### Goal
Extract, exactly as written, all lines of the material below from the line that includes "Serialize everything readable" through its last line.

━━━━

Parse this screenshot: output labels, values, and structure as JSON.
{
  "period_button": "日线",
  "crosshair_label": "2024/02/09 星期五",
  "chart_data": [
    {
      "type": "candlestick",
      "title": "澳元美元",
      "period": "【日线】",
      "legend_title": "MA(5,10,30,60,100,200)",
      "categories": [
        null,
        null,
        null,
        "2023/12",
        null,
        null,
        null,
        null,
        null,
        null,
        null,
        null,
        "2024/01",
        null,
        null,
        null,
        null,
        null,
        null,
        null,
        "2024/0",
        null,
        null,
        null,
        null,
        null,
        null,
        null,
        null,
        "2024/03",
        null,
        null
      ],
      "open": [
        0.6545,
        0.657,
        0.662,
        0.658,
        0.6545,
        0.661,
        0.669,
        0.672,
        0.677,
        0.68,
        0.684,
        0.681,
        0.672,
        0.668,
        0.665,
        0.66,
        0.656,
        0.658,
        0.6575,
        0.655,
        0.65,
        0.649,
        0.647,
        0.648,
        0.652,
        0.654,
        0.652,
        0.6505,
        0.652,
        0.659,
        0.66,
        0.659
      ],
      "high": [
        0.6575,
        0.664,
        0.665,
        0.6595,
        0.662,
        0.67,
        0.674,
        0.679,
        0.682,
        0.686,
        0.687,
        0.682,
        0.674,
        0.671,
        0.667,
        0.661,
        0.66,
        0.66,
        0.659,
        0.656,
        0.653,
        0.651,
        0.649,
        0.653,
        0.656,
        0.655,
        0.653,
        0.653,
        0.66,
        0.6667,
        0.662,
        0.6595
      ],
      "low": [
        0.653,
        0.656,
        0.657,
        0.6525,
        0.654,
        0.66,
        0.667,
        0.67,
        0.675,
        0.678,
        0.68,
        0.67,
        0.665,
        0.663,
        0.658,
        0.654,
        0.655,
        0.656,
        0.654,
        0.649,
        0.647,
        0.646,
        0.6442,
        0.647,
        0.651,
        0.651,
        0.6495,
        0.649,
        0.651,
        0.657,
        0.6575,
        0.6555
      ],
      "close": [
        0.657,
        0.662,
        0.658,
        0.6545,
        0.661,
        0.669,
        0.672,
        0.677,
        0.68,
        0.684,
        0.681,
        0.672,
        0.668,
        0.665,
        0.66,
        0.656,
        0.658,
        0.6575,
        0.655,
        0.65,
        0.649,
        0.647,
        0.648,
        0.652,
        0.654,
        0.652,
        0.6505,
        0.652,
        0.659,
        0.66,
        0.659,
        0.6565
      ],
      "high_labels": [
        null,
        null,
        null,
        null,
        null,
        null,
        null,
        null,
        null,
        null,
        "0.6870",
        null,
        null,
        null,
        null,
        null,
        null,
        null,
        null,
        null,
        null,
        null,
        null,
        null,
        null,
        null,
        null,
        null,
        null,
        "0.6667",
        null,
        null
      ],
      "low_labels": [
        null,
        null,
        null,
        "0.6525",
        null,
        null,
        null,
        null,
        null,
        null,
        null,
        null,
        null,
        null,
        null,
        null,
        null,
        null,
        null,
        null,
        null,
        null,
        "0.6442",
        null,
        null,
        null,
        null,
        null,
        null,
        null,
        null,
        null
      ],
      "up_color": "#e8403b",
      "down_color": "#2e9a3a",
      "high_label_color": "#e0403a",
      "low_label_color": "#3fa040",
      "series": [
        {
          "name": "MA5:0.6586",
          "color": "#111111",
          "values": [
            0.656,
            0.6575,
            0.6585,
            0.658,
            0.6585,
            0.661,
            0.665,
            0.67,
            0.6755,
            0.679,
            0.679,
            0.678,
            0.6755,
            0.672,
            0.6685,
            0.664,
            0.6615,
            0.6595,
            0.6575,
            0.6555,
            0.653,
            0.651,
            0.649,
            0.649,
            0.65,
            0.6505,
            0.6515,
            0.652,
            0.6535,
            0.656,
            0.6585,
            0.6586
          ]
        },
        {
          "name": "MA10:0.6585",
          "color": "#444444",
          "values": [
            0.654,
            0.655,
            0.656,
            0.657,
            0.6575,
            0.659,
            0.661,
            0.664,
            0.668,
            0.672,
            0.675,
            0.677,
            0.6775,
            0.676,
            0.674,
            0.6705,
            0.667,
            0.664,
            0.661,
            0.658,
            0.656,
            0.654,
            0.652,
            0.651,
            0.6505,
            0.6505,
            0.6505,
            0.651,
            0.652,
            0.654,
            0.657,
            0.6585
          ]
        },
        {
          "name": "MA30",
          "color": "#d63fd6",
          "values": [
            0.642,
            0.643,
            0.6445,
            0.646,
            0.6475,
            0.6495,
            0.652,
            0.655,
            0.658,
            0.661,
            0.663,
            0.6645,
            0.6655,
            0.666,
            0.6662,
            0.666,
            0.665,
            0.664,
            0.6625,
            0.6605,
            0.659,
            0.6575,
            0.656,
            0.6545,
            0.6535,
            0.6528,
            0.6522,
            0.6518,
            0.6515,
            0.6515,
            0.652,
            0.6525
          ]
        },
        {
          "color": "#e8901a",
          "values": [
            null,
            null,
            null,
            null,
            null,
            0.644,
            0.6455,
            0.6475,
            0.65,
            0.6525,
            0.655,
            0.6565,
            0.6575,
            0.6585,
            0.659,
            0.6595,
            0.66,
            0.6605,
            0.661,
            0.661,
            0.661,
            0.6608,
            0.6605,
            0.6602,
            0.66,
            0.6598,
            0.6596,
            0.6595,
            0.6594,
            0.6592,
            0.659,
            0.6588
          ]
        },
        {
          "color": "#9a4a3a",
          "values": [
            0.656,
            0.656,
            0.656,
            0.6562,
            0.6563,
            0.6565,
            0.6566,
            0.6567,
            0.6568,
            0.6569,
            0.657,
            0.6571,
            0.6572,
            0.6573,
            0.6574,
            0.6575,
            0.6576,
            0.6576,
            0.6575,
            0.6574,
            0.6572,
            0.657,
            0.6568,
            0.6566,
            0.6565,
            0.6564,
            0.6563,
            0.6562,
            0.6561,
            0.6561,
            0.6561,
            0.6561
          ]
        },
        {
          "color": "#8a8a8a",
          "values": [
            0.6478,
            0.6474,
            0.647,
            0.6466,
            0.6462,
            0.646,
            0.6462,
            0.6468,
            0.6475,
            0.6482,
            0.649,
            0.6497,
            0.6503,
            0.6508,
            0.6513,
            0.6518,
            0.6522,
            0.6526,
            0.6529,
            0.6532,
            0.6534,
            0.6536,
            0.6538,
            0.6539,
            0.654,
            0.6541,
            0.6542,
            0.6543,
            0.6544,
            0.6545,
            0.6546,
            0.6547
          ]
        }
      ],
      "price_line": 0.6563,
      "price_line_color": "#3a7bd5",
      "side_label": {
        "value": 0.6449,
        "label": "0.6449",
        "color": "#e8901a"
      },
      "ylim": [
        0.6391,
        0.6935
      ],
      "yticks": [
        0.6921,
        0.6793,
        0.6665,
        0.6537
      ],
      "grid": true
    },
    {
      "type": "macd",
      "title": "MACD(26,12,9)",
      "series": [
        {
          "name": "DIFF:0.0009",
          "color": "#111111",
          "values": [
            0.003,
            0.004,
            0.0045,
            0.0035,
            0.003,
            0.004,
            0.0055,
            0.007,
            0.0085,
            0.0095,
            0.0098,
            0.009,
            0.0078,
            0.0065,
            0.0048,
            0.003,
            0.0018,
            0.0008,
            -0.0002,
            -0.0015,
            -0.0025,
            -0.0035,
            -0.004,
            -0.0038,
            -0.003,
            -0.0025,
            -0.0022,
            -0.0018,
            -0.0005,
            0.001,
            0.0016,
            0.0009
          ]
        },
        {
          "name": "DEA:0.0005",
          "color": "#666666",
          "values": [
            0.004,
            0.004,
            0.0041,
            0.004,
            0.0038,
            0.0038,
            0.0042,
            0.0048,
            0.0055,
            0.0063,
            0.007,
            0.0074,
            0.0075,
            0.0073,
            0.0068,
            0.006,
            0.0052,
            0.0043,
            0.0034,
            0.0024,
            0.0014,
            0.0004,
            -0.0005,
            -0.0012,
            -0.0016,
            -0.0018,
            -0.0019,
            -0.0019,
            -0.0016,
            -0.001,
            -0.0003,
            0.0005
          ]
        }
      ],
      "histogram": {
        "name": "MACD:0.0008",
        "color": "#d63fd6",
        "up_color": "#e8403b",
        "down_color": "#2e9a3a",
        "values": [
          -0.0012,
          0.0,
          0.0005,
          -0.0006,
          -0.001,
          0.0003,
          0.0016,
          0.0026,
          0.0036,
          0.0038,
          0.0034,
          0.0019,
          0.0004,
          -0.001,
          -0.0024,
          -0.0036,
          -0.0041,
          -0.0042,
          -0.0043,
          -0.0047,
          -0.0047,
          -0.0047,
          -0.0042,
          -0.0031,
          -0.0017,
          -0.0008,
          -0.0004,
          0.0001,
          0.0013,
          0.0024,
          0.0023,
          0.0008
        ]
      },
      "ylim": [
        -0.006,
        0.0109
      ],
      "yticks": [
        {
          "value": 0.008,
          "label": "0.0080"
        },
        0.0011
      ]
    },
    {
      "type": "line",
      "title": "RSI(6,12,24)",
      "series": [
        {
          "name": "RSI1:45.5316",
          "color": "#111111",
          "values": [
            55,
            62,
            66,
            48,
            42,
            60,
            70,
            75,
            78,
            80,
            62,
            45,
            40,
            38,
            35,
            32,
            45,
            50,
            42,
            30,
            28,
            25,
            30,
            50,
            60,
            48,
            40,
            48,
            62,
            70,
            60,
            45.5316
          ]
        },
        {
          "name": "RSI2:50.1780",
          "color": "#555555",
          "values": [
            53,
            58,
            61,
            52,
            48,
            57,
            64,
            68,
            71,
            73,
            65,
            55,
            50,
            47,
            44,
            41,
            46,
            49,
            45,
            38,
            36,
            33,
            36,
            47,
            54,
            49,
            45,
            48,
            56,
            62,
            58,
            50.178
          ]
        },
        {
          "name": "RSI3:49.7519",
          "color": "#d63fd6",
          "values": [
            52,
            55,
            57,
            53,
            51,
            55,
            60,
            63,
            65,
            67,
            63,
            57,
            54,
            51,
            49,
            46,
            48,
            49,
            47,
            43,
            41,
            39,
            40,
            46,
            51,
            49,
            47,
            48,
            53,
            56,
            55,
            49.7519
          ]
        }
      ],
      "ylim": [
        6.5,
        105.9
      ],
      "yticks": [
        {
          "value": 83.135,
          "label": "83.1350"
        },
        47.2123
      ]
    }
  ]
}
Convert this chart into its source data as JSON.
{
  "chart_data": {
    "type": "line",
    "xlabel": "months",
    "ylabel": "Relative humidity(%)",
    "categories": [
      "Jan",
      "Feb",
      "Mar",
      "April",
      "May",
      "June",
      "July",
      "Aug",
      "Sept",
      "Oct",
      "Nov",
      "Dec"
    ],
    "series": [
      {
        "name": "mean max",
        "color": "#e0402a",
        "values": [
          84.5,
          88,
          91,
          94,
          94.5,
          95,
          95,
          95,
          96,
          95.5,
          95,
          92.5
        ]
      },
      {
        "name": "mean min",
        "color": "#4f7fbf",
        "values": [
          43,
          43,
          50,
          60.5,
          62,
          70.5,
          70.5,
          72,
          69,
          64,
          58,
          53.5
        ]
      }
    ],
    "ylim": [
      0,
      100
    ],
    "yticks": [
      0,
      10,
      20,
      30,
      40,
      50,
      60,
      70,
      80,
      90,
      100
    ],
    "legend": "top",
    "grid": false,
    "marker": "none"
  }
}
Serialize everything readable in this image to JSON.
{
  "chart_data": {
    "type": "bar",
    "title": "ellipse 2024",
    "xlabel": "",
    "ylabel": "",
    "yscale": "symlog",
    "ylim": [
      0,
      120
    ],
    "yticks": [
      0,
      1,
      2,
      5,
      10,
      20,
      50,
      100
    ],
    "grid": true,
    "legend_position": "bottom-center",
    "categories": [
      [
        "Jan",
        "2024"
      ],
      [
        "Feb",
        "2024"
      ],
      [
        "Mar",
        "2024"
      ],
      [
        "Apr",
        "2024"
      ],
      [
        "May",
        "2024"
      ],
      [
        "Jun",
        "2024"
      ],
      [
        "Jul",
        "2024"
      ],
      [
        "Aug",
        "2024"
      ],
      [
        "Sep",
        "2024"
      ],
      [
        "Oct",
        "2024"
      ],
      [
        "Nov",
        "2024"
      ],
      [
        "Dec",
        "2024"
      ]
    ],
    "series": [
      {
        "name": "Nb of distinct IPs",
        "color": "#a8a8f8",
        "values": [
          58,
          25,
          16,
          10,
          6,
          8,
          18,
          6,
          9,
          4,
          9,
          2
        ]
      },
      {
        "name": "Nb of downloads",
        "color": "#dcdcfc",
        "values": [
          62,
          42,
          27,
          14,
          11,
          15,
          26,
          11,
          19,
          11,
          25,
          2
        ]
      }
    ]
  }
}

━━━━

### The response
Serialize everything readable in this image to JSON.
{
  "chart_data": {
    "type": "bar",
    "title": "ellipse 2024",
    "xlabel": "",
    "ylabel": "",
    "yscale": "symlog",
    "ylim": [
      0,
      120
    ],
    "yticks": [
      0,
      1,
      2,
      5,
      10,
      20,
      50,
      100
    ],
    "grid": true,
    "legend_position": "bottom-center",
    "categories": [
      [
        "Jan",
        "2024"
      ],
      [
        "Feb",
        "2024"
      ],
      [
        "Mar",
        "2024"
      ],
      [
        "Apr",
        "2024"
      ],
      [
        "May",
        "2024"
      ],
      [
        "Jun",
        "2024"
      ],
      [
        "Jul",
        "2024"
      ],
      [
        "Aug",
        "2024"
      ],
      [
        "Sep",
        "2024"
      ],
      [
        "Oct",
        "2024"
      ],
      [
        "Nov",
        "2024"
      ],
      [
        "Dec",
        "2024"
      ]
    ],
    "series": [
      {
        "name": "Nb of distinct IPs",
        "color": "#a8a8f8",
        "values": [
          58,
          25,
          16,
          10,
          6,
          8,
          18,
          6,
          9,
          4,
          9,
          2
        ]
      },
      {
        "name": "Nb of downloads",
        "color": "#dcdcfc",
        "values": [
          62,
          42,
          27,
          14,
          11,
          15,
          26,
          11,
          19,
          11,
          25,
          2
        ]
      }
    ]
  }
}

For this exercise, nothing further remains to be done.